#### What needs to be done
Write out every line below that includes the word "name".

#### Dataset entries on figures
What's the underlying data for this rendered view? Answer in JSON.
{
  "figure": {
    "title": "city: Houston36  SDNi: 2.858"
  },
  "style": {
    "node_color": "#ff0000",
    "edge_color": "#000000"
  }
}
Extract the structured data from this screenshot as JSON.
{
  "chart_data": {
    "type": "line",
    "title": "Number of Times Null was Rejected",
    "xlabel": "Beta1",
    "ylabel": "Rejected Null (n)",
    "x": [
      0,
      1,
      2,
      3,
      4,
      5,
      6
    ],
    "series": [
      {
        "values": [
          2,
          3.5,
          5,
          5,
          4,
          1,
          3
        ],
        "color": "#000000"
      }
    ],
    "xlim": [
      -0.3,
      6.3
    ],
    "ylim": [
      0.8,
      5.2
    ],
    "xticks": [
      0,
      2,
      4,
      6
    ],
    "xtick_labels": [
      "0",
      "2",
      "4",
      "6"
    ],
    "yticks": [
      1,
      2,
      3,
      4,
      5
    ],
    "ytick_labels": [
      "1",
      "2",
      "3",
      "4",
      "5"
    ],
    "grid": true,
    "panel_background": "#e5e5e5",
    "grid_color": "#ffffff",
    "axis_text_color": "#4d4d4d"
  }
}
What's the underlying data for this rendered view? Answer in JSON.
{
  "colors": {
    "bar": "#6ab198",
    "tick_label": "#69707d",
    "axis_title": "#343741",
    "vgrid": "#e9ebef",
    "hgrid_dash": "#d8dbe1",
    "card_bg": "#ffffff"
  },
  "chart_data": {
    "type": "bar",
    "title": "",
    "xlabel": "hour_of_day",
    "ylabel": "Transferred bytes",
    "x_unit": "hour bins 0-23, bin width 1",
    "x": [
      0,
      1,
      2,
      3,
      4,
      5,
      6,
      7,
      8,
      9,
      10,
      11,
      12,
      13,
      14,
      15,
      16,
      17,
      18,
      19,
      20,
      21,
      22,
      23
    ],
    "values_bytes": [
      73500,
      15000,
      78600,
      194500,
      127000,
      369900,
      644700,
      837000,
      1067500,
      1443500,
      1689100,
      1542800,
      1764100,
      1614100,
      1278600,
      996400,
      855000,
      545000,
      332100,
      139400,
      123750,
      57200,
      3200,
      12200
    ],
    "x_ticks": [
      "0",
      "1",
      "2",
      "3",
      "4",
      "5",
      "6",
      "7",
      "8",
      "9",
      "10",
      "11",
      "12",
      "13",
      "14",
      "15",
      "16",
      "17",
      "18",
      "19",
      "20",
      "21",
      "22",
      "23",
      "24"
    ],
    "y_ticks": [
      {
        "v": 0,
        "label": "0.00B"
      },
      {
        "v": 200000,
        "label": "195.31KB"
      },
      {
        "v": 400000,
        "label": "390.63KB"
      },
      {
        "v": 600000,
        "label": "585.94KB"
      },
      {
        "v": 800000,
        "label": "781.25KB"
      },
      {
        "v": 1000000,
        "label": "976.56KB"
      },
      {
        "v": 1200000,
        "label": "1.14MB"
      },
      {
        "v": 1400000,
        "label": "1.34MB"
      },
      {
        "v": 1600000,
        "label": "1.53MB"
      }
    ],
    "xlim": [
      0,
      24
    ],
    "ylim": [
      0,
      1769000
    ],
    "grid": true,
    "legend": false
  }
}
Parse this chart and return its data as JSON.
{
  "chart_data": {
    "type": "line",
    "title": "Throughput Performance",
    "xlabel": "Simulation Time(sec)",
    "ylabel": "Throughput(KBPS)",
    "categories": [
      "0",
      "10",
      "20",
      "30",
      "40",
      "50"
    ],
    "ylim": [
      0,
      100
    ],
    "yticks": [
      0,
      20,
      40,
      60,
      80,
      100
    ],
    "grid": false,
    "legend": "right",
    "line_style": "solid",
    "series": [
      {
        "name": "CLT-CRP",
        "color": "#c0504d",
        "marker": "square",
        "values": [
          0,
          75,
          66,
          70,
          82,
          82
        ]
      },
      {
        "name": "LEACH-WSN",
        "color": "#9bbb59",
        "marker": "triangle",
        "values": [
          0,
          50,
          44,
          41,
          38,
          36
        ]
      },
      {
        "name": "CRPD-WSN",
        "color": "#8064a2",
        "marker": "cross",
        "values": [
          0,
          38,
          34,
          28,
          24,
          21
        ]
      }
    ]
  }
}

#### Result of this exercise
        "name": "CLT-CRP",
        "name": "LEACH-WSN",
        "name": "CRPD-WSN",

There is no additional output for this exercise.